TASK REQUIREMENTS
Reproduce the listing below verbatim from the line containing "axis-ticks: 0.0 0.01" through the line containing "y-tick-label: 30 bbox=[96, 549, 170, 617]", with both of those lines included.

## start

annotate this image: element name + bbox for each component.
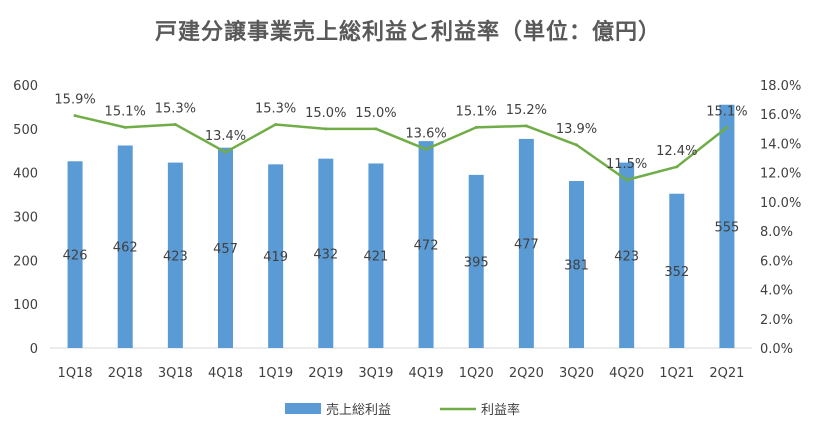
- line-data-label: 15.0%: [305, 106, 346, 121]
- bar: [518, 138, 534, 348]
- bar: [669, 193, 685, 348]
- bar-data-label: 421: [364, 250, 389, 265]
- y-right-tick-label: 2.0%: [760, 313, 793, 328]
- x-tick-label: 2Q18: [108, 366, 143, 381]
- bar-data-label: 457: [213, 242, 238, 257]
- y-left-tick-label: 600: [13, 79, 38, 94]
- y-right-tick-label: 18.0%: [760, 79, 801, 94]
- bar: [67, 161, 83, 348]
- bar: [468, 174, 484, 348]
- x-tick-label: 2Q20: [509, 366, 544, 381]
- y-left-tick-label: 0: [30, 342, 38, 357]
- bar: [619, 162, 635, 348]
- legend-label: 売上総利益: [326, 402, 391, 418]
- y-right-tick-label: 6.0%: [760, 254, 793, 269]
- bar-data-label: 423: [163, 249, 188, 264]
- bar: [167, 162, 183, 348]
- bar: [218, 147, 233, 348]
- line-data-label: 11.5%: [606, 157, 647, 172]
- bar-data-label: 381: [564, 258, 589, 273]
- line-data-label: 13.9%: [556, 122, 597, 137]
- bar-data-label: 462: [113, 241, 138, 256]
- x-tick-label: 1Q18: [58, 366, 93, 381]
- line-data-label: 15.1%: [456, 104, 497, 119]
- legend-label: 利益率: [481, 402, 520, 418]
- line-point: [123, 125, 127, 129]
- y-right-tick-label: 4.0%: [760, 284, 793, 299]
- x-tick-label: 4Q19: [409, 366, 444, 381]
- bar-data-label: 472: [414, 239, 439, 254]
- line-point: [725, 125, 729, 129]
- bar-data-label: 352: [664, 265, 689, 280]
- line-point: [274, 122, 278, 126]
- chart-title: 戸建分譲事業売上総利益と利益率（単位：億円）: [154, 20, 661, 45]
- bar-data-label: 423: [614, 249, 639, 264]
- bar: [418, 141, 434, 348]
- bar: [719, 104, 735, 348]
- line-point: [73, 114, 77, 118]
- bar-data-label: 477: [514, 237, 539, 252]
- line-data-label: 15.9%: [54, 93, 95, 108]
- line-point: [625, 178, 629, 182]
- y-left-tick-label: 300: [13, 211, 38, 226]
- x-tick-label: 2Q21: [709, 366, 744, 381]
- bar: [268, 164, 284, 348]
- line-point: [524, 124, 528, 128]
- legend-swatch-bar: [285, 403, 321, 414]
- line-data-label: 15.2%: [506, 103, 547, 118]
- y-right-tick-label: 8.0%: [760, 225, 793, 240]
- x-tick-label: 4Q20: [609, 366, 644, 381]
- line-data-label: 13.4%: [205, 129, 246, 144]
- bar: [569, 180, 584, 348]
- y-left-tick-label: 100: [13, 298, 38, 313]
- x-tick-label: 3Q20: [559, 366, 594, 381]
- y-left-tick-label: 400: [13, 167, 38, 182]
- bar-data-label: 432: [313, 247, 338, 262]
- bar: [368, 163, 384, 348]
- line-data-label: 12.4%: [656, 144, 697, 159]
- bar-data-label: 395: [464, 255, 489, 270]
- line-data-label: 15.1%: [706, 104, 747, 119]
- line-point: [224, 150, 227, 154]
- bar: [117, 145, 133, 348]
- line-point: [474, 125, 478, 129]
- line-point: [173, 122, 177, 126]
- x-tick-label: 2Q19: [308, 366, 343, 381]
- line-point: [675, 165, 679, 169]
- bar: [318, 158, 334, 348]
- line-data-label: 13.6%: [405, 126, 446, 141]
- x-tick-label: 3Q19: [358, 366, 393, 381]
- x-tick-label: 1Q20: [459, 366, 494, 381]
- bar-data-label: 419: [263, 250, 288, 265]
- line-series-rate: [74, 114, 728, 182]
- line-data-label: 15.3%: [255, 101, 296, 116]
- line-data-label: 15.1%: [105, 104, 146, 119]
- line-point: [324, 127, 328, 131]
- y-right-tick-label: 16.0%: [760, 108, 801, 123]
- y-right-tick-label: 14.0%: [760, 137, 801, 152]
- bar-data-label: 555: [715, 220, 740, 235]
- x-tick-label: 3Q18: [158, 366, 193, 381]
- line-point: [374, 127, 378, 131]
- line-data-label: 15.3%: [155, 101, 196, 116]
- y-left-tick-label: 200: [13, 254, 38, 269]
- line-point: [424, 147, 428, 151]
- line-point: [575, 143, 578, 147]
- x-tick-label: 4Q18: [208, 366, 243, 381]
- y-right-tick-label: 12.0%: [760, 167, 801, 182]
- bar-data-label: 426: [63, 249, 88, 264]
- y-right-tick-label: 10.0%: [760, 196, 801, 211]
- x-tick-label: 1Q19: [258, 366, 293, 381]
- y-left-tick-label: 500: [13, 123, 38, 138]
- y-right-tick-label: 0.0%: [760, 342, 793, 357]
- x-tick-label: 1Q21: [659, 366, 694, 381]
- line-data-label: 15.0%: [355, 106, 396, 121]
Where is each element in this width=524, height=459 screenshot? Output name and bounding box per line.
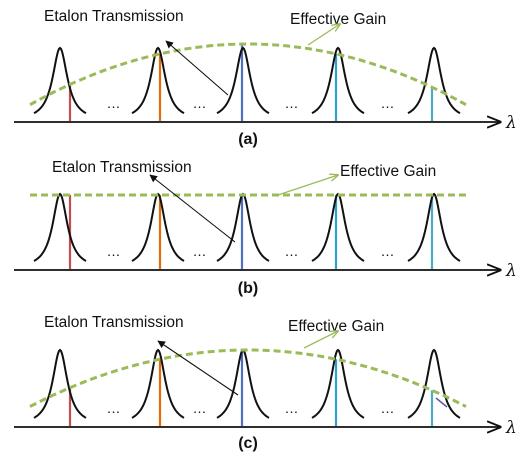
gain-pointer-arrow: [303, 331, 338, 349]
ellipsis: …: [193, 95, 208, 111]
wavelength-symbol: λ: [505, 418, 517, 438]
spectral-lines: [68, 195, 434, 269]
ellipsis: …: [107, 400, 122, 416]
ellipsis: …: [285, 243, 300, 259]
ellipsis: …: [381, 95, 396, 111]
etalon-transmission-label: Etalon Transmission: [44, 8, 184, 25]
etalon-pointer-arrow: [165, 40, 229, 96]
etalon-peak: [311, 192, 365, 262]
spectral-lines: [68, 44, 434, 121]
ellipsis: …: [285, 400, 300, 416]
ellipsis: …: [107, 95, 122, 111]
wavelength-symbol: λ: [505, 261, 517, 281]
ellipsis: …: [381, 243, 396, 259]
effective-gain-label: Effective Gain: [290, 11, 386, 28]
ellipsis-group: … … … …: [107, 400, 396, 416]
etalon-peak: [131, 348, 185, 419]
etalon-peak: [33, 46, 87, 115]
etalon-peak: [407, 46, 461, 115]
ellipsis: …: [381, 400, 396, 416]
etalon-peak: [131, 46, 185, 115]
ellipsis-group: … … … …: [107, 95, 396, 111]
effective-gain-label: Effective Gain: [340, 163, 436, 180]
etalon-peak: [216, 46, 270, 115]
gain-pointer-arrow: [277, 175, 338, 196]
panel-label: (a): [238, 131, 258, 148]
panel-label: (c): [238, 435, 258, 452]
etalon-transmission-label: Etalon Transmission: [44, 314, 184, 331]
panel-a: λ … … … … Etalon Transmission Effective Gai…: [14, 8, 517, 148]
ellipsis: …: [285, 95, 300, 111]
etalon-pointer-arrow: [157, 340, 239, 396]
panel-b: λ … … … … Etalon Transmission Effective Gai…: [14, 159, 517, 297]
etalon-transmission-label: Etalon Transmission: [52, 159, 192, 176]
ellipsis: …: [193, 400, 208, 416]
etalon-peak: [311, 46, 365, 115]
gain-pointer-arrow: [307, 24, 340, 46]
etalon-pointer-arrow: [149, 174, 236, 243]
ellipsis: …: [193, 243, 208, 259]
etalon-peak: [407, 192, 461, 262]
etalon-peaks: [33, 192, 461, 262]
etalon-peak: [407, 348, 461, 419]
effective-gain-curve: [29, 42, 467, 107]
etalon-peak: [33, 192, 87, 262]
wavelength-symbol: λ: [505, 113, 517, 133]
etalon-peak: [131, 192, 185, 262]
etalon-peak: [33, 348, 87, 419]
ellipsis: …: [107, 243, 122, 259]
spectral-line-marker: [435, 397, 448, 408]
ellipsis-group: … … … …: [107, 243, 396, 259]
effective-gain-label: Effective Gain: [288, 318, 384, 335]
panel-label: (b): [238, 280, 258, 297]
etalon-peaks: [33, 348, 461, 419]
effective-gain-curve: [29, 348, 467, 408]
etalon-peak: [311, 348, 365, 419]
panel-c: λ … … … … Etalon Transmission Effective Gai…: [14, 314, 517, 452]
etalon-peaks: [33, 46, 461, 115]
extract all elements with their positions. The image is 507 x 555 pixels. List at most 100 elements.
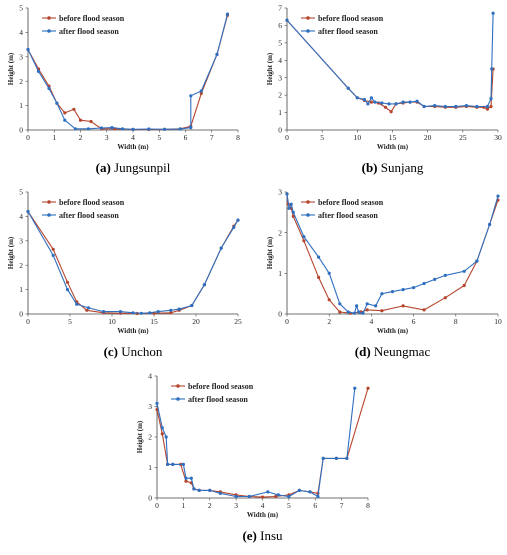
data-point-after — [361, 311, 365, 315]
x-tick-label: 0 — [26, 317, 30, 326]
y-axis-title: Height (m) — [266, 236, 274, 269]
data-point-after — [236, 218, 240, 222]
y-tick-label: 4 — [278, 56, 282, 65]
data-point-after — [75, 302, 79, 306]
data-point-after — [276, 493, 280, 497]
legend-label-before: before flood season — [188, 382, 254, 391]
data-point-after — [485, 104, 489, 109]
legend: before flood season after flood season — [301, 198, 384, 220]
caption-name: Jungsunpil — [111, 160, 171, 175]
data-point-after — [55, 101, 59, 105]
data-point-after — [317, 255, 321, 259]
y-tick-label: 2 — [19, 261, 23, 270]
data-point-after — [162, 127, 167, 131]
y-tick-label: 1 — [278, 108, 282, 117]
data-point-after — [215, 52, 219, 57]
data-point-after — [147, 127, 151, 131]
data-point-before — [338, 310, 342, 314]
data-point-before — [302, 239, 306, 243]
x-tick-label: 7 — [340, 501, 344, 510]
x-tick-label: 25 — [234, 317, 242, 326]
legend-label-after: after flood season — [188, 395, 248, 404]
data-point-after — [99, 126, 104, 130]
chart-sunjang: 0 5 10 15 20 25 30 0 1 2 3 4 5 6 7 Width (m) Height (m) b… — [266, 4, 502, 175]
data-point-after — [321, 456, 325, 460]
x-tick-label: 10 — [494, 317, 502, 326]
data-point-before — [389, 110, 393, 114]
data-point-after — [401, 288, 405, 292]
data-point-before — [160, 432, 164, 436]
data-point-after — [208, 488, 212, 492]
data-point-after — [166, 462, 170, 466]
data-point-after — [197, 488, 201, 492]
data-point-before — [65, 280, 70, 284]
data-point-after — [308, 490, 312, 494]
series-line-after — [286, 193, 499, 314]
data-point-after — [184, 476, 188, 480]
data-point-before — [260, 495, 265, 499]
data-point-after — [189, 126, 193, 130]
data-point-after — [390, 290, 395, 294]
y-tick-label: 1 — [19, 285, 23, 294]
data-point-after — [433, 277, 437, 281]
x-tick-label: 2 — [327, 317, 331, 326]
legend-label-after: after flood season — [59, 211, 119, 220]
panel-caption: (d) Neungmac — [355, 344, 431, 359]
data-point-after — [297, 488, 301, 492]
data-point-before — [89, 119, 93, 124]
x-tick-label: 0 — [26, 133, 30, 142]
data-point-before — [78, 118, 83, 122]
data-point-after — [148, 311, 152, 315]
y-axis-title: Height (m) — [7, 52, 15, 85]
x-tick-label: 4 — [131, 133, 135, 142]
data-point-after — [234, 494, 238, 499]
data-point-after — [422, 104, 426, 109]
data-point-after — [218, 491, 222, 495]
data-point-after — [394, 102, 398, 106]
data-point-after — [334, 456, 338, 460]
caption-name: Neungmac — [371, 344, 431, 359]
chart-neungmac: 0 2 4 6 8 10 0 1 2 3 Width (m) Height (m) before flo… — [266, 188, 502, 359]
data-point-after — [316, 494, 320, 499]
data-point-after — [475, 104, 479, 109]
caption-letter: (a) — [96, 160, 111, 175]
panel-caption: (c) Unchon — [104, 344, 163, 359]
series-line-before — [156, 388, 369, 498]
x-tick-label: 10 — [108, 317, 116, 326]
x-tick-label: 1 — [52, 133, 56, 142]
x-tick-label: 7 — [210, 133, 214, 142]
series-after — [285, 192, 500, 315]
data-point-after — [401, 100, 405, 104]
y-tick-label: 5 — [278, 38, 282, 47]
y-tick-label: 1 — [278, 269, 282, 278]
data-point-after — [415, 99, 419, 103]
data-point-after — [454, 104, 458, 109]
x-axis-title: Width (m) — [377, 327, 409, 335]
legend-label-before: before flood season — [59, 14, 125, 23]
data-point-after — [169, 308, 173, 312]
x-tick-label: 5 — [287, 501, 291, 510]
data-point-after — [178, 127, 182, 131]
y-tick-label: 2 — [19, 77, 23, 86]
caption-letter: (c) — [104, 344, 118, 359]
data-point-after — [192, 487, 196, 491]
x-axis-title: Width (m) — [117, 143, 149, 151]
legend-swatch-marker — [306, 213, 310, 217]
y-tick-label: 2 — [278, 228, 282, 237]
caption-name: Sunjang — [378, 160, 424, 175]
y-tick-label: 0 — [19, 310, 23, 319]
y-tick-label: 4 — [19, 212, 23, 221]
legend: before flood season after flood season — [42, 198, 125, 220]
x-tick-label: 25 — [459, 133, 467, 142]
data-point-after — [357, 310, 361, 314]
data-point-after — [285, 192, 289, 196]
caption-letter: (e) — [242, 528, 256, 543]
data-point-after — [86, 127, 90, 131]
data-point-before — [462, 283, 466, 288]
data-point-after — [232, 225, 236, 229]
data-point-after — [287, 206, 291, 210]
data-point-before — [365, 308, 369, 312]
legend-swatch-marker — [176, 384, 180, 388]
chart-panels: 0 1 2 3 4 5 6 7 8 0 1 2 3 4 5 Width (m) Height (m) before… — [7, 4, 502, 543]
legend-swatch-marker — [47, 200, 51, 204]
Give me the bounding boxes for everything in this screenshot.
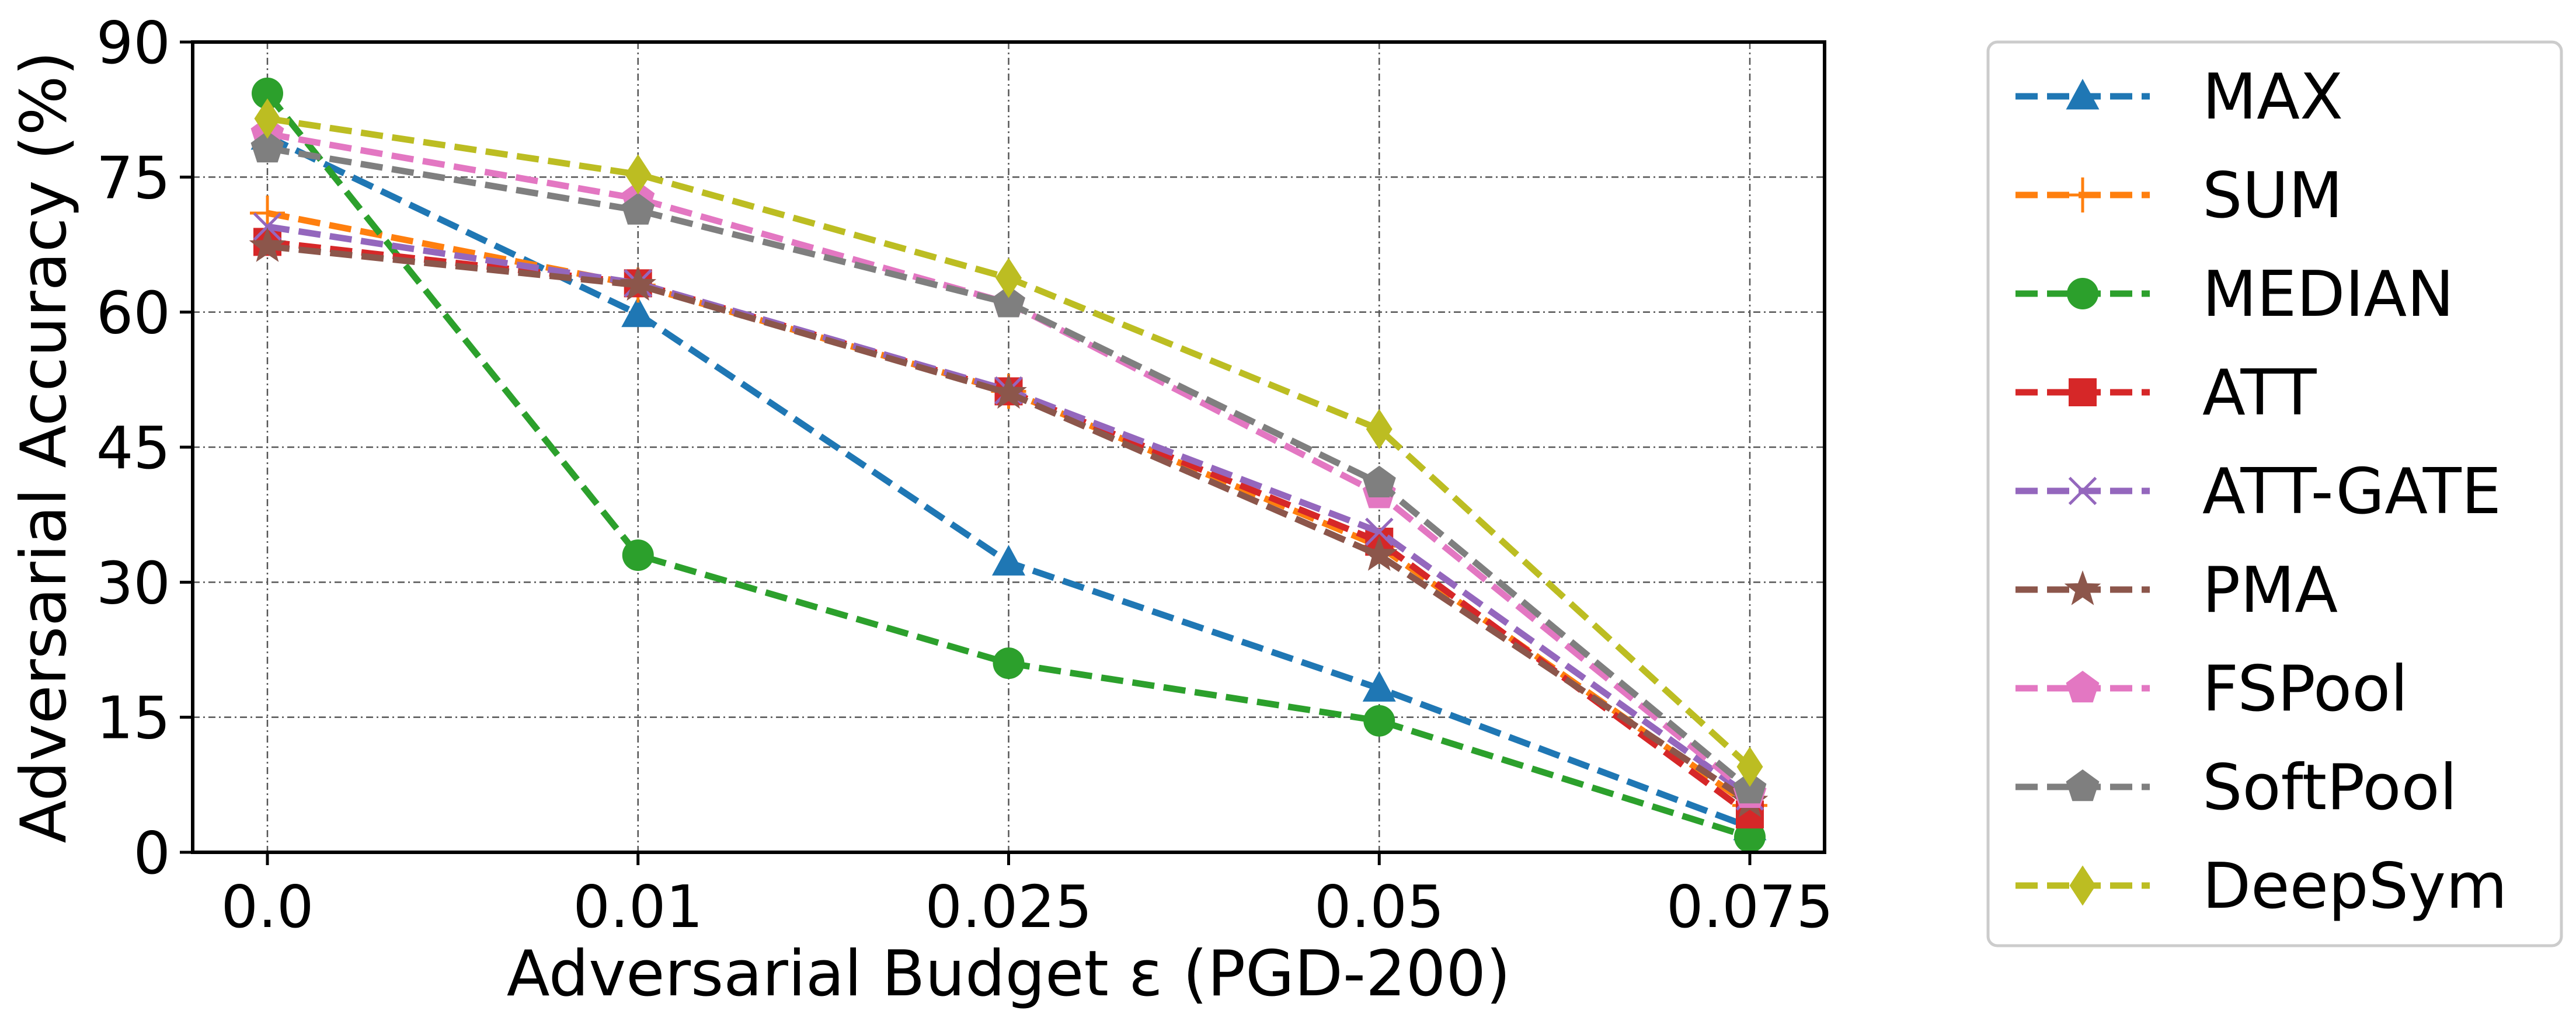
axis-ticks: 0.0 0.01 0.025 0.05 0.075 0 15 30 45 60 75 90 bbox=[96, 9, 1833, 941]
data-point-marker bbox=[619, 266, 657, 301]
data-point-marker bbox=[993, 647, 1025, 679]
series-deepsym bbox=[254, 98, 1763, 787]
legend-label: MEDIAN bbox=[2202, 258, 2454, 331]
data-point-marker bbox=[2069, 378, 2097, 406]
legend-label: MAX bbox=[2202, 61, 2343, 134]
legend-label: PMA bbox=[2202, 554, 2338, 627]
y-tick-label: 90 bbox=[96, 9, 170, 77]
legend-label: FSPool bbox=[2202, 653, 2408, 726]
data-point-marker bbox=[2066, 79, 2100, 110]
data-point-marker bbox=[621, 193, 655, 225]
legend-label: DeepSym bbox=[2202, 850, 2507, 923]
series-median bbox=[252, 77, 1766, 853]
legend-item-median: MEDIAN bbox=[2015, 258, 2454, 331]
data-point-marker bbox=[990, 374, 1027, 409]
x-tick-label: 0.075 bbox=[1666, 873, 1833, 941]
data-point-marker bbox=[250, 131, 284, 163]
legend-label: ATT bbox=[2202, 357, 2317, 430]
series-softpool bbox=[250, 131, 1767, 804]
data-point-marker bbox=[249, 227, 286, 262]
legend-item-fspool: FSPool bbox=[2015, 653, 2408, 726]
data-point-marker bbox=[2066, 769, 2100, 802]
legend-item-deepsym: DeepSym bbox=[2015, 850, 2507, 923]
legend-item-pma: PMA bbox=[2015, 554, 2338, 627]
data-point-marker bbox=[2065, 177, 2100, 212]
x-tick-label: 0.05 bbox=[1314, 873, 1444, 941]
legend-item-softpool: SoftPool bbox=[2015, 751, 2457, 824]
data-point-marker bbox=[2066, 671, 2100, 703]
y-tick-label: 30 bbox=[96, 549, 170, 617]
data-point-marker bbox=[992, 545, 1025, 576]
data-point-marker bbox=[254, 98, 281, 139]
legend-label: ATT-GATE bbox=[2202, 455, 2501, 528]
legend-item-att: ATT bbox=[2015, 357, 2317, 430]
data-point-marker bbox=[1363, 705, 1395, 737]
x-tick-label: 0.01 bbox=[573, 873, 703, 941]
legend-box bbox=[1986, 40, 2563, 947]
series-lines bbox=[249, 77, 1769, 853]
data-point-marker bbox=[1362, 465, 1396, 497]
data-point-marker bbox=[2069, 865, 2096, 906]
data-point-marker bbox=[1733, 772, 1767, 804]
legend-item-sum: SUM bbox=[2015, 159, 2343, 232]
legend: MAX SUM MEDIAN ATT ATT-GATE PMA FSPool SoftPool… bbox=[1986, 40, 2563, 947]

## end

RESULT FOR THIS EXERCISE
axis-ticks: 0.0 0.01 0.025 0.05 0.075 0 15 30 45 60 75 90 bbox=[96, 9, 1833, 941]
data-point-marker bbox=[619, 266, 657, 301]
data-point-marker bbox=[993, 647, 1025, 679]
series-deepsym bbox=[254, 98, 1763, 787]
legend-label: MEDIAN bbox=[2202, 258, 2454, 331]
data-point-marker bbox=[2069, 378, 2097, 406]
legend-label: MAX bbox=[2202, 61, 2343, 134]
legend-label: PMA bbox=[2202, 554, 2338, 627]
y-tick-label: 90 bbox=[96, 9, 170, 77]
legend-label: FSPool bbox=[2202, 653, 2408, 726]
data-point-marker bbox=[2066, 79, 2100, 110]
data-point-marker bbox=[621, 193, 655, 225]
legend-label: DeepSym bbox=[2202, 850, 2507, 923]
series-median bbox=[252, 77, 1766, 853]
legend-item-median: MEDIAN bbox=[2015, 258, 2454, 331]
data-point-marker bbox=[990, 374, 1027, 409]
x-tick-label: 0.075 bbox=[1666, 873, 1833, 941]
data-point-marker bbox=[250, 131, 284, 163]
legend-label: ATT bbox=[2202, 357, 2317, 430]
series-softpool bbox=[250, 131, 1767, 804]
data-point-marker bbox=[249, 227, 286, 262]
legend-item-fspool: FSPool bbox=[2015, 653, 2408, 726]
data-point-marker bbox=[2066, 769, 2100, 802]
legend-item-deepsym: DeepSym bbox=[2015, 850, 2507, 923]
legend-item-pma: PMA bbox=[2015, 554, 2338, 627]
data-point-marker bbox=[2065, 177, 2100, 212]
x-tick-label: 0.05 bbox=[1314, 873, 1444, 941]
legend-item-softpool: SoftPool bbox=[2015, 751, 2457, 824]
data-point-marker bbox=[2066, 671, 2100, 703]
y-tick-label: 30 bbox=[96, 549, 170, 617]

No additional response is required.